INFORMATION SUPPLIED:
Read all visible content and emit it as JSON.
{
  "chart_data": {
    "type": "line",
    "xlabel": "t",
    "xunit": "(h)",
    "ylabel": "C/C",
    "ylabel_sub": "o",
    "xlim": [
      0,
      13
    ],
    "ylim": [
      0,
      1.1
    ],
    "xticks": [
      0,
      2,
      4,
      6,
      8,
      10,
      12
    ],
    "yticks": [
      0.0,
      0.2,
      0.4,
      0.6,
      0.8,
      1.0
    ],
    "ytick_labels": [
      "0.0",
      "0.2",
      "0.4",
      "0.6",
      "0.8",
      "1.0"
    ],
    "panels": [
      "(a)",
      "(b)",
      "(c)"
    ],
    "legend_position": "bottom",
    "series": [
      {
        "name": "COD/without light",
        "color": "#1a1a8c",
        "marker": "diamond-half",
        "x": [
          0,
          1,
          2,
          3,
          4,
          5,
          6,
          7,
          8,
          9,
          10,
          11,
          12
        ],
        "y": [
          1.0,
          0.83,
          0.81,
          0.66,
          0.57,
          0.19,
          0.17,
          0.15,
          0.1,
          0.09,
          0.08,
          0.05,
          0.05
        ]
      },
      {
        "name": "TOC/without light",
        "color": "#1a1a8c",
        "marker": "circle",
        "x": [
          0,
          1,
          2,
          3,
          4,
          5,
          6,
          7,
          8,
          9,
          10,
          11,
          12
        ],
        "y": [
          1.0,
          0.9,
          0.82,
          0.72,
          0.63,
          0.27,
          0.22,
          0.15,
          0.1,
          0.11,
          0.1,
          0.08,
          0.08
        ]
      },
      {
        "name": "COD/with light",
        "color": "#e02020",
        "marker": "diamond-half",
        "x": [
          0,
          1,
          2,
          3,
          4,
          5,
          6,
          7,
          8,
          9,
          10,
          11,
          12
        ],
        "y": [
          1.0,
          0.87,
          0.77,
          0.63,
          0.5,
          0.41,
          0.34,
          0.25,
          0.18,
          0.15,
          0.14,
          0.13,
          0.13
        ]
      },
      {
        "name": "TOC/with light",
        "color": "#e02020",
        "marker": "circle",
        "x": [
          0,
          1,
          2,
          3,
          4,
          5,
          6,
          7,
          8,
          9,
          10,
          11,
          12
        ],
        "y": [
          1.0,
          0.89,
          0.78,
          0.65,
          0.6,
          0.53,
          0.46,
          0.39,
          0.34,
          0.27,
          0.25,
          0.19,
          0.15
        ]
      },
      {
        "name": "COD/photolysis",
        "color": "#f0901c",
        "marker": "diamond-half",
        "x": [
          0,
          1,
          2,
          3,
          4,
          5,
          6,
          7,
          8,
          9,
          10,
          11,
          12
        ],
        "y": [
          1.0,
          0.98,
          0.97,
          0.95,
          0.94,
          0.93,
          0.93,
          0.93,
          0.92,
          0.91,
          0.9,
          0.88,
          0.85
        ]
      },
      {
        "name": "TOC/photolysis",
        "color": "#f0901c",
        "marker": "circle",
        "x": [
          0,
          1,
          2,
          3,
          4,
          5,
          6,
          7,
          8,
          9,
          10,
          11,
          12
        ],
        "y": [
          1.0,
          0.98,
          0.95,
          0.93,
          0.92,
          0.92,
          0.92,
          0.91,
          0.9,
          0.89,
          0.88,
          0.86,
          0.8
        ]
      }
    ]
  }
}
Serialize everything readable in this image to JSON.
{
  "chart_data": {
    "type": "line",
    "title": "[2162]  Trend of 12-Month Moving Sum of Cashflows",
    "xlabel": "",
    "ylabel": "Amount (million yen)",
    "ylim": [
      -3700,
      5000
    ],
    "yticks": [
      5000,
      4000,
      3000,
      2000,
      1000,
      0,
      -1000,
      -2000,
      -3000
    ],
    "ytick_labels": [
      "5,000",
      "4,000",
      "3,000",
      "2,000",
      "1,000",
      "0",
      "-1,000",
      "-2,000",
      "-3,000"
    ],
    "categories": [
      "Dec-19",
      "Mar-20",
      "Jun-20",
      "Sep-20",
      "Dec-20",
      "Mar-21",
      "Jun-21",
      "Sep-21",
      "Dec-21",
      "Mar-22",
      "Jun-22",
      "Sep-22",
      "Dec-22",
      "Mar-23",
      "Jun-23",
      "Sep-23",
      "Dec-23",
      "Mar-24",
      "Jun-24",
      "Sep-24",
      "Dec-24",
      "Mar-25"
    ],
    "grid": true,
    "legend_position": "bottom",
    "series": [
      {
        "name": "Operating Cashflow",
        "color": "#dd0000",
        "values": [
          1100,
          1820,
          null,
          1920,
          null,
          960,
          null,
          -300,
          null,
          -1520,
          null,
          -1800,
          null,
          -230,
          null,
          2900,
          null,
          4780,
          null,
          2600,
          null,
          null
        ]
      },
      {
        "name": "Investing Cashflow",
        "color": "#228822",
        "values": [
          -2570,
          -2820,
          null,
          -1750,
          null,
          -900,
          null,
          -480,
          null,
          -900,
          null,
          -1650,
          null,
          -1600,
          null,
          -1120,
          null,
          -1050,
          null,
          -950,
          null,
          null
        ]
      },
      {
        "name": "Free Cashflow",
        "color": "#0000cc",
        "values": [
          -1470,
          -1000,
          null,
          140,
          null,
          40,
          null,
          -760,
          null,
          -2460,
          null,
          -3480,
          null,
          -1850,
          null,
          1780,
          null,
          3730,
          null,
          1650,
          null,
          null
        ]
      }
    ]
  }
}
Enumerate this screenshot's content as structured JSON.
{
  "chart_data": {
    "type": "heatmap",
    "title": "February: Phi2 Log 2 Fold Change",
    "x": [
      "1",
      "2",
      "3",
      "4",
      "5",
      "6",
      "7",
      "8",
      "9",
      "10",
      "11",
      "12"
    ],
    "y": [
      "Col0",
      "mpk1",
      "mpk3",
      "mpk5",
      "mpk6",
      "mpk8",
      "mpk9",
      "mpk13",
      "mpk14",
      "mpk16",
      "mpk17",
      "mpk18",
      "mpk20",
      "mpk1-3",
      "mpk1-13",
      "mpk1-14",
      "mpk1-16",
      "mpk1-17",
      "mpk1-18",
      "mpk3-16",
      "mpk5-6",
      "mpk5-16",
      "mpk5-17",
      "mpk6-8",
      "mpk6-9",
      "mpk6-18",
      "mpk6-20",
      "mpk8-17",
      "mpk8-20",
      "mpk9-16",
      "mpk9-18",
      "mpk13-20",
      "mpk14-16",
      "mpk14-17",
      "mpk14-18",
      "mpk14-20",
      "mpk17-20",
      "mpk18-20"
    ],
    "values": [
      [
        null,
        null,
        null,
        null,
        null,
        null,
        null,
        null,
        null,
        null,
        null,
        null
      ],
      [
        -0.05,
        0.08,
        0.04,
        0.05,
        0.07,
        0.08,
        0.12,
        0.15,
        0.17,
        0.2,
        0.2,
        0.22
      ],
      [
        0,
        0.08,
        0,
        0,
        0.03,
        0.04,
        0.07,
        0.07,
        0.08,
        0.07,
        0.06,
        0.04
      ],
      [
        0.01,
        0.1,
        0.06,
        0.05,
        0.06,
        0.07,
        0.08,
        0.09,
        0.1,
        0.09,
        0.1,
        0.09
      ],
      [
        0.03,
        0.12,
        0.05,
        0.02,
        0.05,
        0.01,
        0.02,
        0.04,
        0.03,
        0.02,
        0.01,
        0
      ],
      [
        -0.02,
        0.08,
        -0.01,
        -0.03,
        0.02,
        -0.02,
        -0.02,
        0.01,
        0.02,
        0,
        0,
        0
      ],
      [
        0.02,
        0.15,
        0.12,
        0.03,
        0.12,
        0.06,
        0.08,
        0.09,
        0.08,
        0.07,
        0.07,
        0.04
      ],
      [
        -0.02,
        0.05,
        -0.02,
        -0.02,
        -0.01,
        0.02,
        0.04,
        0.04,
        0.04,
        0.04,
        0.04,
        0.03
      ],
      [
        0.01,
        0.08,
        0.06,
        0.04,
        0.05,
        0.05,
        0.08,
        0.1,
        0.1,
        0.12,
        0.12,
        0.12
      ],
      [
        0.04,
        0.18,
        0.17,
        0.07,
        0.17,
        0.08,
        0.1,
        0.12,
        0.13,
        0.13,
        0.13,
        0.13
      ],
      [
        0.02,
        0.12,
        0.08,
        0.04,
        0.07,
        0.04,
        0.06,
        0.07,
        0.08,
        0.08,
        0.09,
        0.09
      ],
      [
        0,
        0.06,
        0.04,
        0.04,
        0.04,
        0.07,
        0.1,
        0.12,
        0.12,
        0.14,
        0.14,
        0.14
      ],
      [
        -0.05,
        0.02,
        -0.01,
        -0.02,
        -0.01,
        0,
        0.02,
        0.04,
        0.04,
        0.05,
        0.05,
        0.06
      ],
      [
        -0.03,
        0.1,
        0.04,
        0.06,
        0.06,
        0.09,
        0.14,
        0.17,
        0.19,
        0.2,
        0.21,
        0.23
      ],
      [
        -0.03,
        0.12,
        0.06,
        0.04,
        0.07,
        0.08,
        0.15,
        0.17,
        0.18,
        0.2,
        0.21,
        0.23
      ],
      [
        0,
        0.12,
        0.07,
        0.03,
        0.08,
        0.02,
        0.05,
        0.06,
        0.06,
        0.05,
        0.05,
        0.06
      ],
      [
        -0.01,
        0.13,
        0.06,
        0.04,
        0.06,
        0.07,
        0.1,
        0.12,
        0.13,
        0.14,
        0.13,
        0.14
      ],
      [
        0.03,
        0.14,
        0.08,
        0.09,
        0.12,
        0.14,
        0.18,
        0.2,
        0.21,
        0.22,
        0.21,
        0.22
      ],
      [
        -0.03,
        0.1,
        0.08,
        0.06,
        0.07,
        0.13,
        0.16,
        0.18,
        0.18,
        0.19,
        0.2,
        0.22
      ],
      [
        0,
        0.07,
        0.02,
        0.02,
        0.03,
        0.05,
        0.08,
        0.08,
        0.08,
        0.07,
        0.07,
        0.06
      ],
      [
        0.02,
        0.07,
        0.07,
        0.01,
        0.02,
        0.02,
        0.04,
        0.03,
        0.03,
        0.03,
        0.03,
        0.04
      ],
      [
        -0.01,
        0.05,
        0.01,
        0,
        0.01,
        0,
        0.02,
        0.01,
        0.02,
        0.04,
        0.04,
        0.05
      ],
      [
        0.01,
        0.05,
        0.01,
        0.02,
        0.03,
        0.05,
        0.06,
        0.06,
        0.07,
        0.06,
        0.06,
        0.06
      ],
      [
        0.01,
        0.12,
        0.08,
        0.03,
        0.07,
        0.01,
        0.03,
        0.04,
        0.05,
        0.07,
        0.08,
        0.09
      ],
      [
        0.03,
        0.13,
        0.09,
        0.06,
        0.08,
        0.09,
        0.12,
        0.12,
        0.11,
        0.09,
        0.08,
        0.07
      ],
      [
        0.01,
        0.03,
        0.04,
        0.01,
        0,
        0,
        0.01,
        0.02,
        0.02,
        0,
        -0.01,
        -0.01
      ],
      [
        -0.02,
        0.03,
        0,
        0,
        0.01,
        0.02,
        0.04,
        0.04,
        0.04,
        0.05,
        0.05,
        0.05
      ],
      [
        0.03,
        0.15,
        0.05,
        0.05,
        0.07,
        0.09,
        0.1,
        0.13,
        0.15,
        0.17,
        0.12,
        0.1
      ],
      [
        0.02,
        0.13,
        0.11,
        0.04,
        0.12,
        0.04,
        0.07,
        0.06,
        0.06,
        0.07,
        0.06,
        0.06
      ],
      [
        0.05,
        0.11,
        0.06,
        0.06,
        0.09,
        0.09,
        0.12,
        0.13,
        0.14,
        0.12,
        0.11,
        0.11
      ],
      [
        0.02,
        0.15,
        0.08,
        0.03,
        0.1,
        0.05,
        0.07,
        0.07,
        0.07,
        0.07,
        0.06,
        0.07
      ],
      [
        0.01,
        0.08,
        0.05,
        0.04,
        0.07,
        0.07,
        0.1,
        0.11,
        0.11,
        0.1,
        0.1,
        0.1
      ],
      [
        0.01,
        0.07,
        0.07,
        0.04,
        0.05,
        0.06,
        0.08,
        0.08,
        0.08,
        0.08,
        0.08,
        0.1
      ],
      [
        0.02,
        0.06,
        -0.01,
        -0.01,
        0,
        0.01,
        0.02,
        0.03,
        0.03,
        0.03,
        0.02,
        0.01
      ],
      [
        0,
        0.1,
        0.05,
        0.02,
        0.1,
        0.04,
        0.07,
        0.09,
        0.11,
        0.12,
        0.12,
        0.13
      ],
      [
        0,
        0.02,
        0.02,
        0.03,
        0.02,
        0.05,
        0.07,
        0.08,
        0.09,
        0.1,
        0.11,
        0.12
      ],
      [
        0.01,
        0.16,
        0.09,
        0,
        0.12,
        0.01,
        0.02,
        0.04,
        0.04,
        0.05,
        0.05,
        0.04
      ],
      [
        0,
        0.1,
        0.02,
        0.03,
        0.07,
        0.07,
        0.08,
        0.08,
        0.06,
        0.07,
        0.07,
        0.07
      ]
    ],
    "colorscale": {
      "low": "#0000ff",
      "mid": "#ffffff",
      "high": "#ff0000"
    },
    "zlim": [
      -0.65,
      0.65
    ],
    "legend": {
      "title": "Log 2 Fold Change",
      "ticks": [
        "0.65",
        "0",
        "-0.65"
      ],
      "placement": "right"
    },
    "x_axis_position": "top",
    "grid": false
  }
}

THE PROBLEM:
Give solely the number of lines in the data that contain the string "title".

TASK RESPONSE:
3